* [SUPPLIED MATERIAL]:
-- -- --

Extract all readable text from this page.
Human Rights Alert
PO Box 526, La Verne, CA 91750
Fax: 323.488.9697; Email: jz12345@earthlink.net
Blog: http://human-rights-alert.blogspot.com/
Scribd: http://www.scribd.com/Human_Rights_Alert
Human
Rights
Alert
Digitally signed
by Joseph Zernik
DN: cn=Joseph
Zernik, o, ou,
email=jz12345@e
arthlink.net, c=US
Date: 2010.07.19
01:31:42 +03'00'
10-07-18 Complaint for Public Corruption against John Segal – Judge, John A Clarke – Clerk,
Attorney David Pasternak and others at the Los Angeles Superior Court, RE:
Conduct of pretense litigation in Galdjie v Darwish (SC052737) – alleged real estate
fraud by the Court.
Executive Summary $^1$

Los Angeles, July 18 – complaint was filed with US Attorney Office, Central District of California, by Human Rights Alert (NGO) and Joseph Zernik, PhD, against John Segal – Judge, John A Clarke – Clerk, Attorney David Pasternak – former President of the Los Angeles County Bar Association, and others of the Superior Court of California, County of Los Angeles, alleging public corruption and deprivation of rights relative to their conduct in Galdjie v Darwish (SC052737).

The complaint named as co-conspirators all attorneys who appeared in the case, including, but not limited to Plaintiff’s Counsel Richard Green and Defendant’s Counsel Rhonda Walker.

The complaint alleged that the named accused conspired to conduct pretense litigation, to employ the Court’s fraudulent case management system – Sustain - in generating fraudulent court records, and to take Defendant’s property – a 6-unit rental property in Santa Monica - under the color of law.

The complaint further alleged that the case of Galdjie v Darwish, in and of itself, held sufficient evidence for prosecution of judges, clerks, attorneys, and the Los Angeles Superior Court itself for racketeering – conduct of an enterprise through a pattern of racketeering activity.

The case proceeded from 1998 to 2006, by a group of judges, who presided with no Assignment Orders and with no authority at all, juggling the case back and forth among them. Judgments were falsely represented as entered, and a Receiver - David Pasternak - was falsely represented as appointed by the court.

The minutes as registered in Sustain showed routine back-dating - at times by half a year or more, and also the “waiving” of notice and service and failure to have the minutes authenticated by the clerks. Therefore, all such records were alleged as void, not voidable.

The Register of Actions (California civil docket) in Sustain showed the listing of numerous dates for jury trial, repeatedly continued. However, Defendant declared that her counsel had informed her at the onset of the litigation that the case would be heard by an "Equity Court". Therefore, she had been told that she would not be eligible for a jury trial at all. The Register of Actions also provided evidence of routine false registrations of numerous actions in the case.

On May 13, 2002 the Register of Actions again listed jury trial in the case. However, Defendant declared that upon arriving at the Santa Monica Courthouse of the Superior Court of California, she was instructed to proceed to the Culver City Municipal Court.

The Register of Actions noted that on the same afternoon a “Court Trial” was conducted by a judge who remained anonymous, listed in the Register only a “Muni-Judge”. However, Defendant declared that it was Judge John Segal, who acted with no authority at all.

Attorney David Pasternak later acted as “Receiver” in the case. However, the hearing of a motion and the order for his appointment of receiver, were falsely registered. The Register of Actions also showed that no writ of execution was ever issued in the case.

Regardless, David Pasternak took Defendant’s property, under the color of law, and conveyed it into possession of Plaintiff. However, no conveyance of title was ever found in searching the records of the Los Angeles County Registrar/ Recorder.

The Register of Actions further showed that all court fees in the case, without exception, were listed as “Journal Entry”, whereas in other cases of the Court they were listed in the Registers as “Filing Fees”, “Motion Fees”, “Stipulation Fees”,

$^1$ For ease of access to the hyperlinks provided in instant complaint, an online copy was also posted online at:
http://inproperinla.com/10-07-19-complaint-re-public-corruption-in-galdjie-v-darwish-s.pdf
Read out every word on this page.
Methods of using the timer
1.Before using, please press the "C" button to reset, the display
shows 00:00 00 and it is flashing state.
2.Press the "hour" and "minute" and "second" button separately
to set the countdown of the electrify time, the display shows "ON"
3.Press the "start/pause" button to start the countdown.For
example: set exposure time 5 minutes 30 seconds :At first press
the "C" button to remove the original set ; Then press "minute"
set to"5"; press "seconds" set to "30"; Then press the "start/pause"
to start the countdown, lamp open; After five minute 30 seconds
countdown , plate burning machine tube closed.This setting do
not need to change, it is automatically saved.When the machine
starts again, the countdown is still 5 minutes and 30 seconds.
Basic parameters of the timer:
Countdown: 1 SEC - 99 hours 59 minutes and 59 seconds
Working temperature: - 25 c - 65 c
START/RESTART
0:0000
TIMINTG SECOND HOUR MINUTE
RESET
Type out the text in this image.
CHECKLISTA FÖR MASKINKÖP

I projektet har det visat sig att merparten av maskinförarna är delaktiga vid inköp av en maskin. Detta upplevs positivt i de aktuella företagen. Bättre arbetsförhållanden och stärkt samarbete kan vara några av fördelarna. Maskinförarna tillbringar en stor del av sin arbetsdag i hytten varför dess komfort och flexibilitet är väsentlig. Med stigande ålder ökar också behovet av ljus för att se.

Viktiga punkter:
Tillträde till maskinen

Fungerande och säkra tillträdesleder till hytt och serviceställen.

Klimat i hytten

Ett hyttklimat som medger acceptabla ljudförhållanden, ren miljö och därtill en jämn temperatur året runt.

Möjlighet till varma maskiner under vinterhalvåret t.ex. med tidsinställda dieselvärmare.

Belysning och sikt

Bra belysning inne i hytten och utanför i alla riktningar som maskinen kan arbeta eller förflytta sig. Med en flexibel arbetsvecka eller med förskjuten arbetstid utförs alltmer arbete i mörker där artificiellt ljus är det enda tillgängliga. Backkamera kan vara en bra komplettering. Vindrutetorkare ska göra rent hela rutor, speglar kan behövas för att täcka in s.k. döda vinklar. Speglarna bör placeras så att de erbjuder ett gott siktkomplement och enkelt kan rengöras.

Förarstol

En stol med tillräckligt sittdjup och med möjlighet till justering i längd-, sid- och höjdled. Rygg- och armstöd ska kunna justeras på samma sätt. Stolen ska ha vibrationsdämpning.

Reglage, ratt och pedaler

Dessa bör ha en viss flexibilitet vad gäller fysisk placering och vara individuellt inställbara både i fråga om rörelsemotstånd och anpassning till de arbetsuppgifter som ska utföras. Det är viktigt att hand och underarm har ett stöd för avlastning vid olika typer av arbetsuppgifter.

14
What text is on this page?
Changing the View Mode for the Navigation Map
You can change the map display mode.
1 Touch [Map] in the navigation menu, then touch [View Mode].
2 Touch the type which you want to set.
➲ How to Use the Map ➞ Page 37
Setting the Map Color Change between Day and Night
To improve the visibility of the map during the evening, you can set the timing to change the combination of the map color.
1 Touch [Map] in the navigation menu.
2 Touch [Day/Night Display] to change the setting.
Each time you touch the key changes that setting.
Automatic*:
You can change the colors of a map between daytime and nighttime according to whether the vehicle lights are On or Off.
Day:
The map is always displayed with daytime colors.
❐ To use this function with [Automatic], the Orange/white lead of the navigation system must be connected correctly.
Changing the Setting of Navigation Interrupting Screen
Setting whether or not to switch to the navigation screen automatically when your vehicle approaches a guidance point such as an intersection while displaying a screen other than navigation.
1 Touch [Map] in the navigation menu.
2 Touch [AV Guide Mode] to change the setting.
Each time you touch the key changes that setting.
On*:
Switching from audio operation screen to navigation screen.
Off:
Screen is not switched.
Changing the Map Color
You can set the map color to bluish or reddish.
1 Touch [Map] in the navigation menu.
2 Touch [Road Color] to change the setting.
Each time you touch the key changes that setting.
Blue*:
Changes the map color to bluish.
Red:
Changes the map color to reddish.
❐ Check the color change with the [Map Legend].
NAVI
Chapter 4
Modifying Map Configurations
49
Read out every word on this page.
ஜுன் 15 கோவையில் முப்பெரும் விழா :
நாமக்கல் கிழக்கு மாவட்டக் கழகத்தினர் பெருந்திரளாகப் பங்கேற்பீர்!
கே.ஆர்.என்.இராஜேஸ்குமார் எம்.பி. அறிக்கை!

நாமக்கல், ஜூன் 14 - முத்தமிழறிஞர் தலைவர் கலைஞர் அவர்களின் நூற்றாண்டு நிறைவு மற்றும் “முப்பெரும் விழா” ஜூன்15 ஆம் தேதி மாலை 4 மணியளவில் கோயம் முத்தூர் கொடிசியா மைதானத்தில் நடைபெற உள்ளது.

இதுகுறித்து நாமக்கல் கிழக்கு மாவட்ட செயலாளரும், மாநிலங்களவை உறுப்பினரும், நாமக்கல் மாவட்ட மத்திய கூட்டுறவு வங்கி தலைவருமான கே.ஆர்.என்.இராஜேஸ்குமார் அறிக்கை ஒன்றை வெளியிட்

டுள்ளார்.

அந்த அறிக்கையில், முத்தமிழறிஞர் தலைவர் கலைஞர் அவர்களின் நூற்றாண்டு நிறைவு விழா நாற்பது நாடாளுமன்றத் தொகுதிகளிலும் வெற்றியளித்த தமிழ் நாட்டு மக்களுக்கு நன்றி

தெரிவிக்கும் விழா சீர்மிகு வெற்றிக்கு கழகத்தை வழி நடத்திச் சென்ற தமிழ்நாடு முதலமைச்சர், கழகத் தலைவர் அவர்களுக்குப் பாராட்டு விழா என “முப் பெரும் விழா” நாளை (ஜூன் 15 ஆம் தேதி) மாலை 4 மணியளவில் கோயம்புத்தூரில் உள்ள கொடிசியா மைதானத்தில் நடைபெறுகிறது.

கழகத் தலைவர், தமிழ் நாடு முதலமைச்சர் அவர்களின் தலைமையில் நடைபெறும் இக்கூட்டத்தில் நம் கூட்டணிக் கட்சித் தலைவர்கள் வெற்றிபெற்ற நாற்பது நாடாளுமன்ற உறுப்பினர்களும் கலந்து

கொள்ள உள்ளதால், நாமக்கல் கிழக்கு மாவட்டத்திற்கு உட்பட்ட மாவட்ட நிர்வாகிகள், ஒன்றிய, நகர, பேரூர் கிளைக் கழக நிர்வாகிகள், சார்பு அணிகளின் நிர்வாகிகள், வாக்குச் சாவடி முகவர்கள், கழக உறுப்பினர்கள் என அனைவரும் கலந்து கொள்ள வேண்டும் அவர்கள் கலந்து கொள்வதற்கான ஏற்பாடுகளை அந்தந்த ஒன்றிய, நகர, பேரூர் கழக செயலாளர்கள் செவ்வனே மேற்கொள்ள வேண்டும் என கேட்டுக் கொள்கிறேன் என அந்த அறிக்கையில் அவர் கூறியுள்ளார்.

-- -- --

* [DO THIS]: In the records above, find each line holding "timer" and copy it.

* [CORRECT RESPONSE]:
Methods of using the timer
Basic parameters of the timer:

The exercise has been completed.